## Begin Data entries

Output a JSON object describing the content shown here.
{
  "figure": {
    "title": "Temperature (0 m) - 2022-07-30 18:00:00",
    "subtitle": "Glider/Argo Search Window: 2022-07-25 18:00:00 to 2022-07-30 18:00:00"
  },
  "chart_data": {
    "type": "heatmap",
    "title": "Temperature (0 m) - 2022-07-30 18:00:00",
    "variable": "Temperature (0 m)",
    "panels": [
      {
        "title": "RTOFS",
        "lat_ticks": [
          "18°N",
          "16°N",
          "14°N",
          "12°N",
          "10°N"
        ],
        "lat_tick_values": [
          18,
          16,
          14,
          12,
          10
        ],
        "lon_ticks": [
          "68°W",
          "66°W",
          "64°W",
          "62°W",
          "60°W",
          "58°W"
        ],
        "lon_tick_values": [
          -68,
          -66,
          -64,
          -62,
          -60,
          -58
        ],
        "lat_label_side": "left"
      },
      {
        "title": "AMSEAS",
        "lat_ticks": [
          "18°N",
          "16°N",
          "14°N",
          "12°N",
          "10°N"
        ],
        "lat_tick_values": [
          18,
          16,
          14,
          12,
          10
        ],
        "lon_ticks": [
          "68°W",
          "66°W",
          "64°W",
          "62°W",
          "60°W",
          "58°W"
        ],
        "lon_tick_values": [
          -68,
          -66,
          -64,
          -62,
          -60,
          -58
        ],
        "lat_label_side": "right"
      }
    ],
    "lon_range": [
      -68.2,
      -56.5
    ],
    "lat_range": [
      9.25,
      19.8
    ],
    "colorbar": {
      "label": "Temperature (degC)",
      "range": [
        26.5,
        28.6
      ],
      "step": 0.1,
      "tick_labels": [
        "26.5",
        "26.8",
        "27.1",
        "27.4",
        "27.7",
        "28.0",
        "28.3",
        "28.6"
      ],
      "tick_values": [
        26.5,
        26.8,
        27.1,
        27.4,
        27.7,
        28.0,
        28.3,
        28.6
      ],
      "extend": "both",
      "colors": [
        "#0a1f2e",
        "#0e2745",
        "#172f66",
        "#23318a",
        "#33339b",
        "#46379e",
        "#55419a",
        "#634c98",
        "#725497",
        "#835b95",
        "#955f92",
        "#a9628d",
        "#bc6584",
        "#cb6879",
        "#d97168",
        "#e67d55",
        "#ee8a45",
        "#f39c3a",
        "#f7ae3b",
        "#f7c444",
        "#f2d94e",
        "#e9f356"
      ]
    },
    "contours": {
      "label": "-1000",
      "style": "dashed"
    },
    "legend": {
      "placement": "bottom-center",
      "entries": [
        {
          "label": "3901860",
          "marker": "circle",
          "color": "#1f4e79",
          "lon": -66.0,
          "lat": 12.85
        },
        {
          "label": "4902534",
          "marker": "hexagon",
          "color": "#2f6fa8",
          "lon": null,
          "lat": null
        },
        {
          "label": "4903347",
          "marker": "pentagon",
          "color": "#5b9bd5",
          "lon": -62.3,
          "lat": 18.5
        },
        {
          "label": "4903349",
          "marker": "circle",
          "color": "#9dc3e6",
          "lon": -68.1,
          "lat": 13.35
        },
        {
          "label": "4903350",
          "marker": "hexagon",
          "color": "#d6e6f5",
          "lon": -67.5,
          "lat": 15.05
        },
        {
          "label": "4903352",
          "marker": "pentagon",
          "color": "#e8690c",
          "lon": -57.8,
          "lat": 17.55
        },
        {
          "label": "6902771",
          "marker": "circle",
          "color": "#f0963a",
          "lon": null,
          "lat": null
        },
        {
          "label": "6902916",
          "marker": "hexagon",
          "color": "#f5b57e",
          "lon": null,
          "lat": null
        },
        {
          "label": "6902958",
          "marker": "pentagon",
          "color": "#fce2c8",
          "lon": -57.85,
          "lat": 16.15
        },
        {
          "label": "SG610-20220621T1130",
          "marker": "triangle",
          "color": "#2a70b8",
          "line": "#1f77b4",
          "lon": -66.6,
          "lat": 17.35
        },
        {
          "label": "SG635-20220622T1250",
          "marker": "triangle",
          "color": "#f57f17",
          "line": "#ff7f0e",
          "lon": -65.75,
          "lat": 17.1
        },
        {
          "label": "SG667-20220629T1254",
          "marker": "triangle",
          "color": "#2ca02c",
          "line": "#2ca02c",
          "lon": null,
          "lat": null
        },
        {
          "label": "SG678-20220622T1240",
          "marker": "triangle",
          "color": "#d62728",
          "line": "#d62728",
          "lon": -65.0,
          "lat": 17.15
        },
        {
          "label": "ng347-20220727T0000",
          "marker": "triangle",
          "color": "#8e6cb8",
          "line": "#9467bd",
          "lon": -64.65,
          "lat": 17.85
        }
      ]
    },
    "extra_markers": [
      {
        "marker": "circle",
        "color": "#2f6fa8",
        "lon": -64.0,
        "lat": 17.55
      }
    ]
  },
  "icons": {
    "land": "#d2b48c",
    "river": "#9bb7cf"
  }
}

## End Data entries

*Exercise requirements*
Identify each line holding the string "Temperature", and copy it out.

*Task output*
    "title": "Temperature (0 m) - 2022-07-30 18:00:00",
    "title": "Temperature (0 m) - 2022-07-30 18:00:00",
    "variable": "Temperature (0 m)",
      "label": "Temperature (degC)",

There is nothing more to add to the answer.